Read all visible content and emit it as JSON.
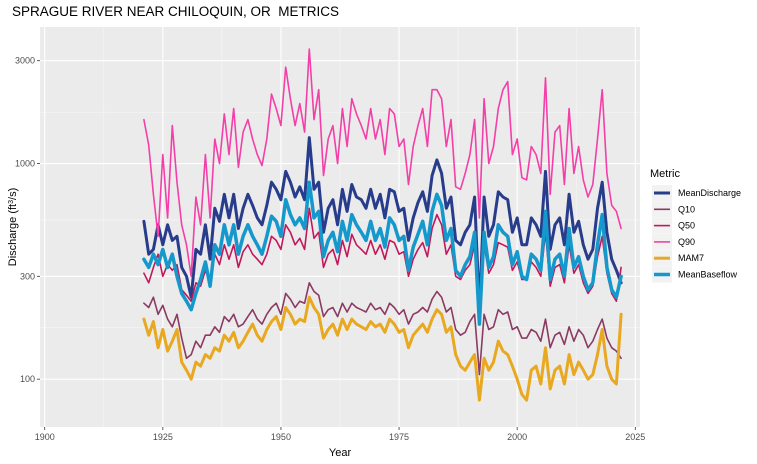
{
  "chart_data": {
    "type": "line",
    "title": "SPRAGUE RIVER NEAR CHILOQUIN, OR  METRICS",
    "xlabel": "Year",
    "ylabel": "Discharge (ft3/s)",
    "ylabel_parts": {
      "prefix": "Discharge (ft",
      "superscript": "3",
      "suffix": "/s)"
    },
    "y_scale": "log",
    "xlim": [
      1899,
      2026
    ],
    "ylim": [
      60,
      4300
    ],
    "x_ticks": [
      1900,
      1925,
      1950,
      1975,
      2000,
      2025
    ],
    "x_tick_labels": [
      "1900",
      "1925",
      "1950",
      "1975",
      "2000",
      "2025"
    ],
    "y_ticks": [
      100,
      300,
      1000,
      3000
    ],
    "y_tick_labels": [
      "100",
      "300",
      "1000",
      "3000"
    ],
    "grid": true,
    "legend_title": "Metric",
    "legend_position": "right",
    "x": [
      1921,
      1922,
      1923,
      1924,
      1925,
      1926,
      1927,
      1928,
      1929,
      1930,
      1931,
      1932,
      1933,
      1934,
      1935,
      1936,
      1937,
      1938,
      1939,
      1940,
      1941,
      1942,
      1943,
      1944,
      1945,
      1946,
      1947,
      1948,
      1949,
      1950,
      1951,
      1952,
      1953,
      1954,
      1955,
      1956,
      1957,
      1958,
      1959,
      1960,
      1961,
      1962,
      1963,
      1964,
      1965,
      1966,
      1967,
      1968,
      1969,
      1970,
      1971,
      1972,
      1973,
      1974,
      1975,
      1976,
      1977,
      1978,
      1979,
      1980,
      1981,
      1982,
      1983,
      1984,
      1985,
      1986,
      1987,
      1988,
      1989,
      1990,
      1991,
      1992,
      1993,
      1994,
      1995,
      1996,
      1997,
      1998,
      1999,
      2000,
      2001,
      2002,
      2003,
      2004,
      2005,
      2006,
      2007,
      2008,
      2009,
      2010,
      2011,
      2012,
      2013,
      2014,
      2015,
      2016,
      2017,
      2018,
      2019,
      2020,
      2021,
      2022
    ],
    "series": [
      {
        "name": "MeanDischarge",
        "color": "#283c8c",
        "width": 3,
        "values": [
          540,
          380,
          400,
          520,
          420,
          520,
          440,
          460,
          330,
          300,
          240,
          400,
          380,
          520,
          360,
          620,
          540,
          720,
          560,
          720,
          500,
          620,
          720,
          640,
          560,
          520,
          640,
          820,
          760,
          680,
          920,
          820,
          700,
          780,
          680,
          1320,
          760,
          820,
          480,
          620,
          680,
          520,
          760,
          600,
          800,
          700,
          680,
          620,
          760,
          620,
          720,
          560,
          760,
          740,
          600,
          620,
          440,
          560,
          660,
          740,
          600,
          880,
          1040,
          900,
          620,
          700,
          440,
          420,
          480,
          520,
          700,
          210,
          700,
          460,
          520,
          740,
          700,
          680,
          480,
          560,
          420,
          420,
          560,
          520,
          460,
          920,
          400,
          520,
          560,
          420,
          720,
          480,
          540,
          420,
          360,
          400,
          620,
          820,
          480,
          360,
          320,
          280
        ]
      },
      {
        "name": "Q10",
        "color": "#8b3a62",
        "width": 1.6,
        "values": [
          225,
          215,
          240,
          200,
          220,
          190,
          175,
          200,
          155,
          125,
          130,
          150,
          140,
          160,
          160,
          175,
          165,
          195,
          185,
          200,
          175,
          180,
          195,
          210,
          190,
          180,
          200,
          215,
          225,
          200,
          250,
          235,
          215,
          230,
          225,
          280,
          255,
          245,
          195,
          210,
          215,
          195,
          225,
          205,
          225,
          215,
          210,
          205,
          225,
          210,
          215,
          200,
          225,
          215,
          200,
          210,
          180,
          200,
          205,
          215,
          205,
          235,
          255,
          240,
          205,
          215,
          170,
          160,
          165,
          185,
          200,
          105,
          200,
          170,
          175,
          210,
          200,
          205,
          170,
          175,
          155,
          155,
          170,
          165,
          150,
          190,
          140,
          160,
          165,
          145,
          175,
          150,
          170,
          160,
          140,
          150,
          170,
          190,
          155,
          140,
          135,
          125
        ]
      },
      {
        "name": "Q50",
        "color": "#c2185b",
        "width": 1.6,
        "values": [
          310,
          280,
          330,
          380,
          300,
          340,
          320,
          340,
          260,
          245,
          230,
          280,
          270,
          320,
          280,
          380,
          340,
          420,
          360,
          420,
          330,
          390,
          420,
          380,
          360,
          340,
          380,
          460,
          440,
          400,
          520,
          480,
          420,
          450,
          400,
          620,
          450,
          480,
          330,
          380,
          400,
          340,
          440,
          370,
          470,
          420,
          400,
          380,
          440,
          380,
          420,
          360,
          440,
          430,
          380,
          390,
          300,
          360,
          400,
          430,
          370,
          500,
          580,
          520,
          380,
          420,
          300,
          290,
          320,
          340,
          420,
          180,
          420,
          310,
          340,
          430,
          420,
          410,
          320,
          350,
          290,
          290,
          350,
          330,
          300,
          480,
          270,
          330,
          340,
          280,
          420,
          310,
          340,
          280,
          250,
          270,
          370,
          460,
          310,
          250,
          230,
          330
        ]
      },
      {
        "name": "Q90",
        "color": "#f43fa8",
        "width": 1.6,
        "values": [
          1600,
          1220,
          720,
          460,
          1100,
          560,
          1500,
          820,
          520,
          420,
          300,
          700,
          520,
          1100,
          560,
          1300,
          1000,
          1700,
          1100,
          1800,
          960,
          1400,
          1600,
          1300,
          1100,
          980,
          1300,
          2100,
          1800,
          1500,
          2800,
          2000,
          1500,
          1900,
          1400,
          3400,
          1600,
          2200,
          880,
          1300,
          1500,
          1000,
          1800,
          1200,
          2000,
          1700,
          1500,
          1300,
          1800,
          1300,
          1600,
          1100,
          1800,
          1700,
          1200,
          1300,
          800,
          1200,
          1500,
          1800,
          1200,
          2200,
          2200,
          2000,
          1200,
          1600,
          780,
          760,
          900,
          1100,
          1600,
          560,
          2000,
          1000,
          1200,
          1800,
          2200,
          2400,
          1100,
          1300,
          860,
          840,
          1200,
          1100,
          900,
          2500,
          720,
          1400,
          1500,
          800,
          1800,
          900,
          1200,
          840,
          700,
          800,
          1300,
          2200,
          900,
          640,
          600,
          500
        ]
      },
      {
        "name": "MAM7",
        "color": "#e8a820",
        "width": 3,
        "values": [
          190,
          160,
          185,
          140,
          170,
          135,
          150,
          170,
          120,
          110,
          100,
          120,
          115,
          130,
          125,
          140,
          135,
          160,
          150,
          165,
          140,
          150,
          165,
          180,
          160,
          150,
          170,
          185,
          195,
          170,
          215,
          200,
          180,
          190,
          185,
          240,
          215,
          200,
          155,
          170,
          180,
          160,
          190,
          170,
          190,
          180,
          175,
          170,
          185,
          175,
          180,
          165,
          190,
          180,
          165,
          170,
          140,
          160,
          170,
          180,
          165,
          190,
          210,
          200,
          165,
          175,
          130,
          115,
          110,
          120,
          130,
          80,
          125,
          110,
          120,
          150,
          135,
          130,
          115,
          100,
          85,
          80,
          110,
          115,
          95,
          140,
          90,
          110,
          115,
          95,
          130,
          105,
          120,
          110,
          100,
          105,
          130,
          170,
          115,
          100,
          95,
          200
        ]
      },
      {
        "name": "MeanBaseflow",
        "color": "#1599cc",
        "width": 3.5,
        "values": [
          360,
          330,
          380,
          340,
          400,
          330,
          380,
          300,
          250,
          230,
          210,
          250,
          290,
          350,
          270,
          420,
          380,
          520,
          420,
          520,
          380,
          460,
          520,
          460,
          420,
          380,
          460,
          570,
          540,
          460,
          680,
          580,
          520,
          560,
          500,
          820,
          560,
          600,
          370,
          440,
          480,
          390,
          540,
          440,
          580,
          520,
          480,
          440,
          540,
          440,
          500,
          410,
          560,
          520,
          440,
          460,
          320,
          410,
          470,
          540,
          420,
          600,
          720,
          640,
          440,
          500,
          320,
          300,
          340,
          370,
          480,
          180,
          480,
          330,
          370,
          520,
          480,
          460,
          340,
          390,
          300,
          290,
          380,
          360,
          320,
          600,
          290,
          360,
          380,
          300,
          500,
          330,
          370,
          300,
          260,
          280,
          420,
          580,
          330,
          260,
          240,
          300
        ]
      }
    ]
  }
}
================
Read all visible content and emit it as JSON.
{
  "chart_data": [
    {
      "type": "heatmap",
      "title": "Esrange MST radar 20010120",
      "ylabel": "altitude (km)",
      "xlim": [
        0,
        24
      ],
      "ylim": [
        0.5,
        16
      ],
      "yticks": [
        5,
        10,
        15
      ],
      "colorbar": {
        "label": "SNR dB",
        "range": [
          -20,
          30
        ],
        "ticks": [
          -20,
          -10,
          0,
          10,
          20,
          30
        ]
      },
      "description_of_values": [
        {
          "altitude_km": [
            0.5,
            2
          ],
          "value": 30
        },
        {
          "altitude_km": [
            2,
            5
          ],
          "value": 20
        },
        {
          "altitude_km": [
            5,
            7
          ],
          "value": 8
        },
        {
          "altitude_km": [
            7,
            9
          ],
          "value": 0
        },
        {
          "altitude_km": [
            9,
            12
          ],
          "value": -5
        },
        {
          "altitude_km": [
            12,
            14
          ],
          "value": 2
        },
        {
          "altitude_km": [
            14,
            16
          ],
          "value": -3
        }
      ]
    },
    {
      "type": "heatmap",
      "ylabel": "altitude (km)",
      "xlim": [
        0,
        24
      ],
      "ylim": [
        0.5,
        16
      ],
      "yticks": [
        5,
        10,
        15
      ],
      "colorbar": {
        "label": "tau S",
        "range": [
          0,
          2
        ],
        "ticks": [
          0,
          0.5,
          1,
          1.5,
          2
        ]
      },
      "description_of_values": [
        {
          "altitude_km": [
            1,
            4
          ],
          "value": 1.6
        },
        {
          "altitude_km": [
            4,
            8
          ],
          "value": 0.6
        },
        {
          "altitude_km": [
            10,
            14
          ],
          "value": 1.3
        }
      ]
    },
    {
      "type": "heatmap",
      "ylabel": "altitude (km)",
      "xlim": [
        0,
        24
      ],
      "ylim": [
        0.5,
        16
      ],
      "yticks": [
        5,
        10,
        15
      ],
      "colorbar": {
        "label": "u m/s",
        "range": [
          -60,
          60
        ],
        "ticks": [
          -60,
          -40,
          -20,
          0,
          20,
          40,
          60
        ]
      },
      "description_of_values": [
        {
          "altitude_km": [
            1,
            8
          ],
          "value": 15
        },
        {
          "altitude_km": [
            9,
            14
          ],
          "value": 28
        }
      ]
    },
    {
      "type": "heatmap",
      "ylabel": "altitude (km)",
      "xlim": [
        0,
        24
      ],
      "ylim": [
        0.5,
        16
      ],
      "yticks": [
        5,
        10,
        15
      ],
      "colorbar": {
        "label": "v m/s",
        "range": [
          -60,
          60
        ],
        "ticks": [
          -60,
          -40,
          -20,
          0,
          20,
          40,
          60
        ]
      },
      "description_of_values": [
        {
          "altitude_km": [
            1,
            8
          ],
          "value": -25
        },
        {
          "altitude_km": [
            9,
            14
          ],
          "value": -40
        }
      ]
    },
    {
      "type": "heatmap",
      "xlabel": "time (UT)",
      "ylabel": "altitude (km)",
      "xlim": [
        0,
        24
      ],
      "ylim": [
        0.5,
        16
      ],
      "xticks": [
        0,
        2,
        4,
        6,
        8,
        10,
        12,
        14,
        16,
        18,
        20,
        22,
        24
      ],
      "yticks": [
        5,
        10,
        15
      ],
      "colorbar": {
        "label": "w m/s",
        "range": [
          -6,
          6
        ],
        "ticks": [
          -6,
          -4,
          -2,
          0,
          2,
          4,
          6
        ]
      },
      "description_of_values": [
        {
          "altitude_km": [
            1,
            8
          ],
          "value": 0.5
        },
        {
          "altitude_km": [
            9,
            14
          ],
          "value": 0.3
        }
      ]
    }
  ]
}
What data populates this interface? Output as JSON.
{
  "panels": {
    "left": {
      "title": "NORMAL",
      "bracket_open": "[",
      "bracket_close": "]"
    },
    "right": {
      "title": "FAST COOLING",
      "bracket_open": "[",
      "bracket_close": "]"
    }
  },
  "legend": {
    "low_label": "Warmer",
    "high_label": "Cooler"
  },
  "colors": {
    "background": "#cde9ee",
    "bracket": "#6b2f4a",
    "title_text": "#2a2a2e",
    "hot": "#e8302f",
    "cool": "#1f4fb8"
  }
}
================
> [The problem]: Work through the listing above and report how many lines include the string "name", with no other text.

> [Result for this exercise]: 6